--- EXERCISE GOAL ---
Find the lines holding the word "google" and collect them.

--- DATASET RECORDS ---

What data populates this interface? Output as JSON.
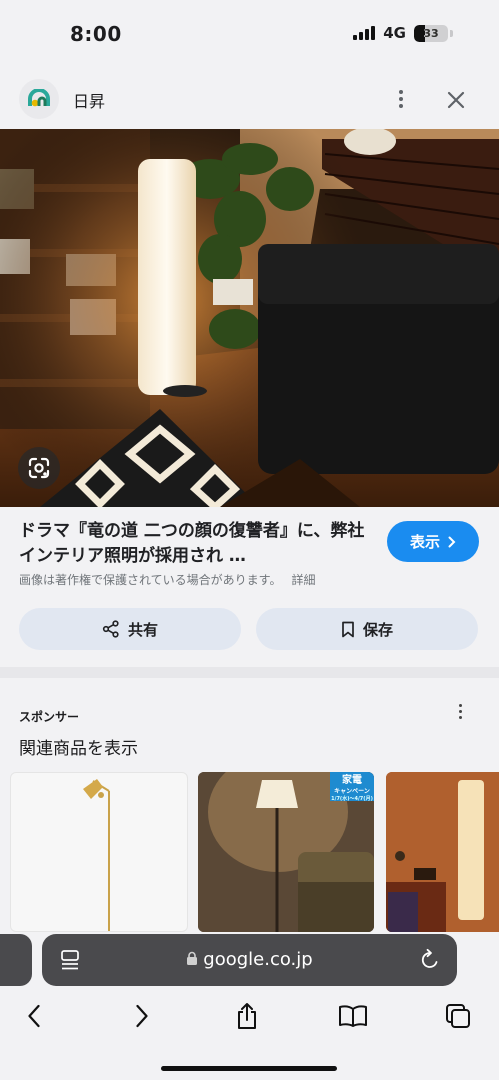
{
  "status_bar": {
    "time": "8:00",
    "network": "4G",
    "battery": "33",
    "battery_level": 0.33,
    "signal_bars": 4
  },
  "header": {
    "site_name": "日昇",
    "logo_icon": "site-logo-icon",
    "more_icon": "more-vert-icon",
    "close_icon": "close-icon"
  },
  "image": {
    "lens_icon": "google-lens-icon"
  },
  "result": {
    "title": "ドラマ『竜の道 二つの顔の復讐者』に、弊社インテリア照明が採用され …",
    "show_button": "表示",
    "copyright_notice": "画像は著作権で保護されている場合があります。",
    "detail_link": "詳細",
    "share_button": "共有",
    "save_button": "保存"
  },
  "sponsored": {
    "label": "スポンサー",
    "heading": "関連商品を表示",
    "badge_main": "家電",
    "badge_sub": "キャンペーン",
    "badge_date": "1/7(水)〜4/7(月)"
  },
  "browser": {
    "url": "google.co.jp",
    "icons": [
      "reader-icon",
      "lock-icon",
      "reload-icon",
      "back-icon",
      "forward-icon",
      "share-icon",
      "bookmarks-icon",
      "tabs-icon"
    ]
  },
  "colors": {
    "accent": "#1a8cf0",
    "action_bg": "#e1e7f1",
    "url_bar_bg": "#4a4a4d",
    "page_bg": "#f2f2f4"
  }
}
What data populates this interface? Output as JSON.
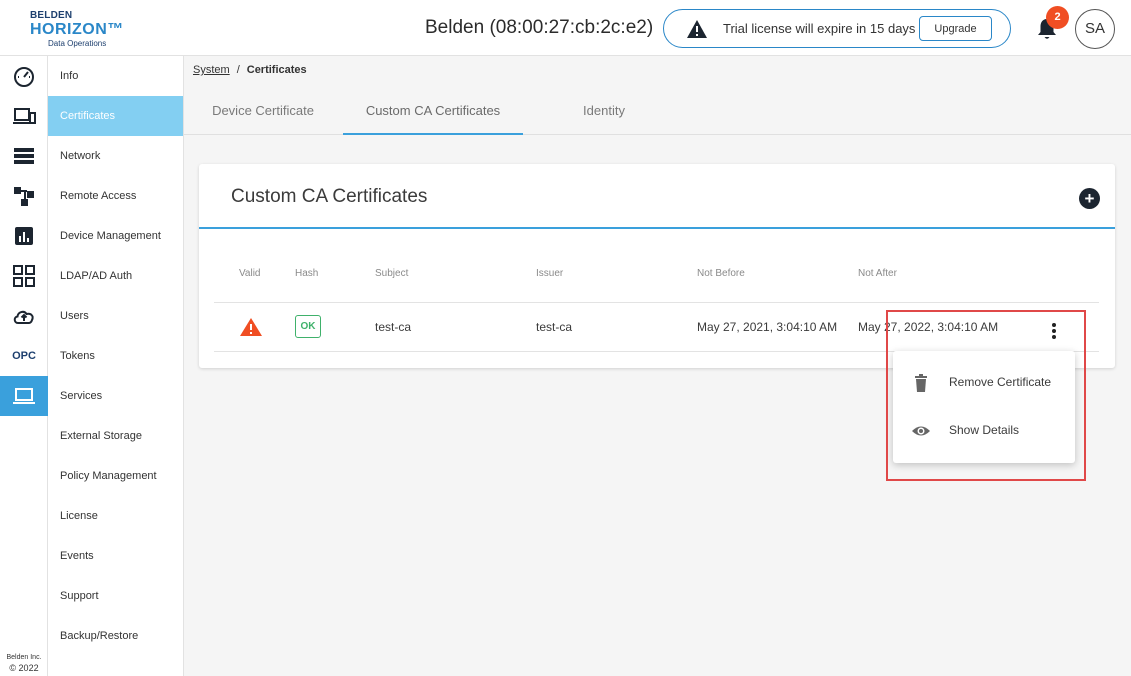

--- FULL RESPONSE ---
    "lens_icon": "google-lens-icon"
    "url": "google.co.jp",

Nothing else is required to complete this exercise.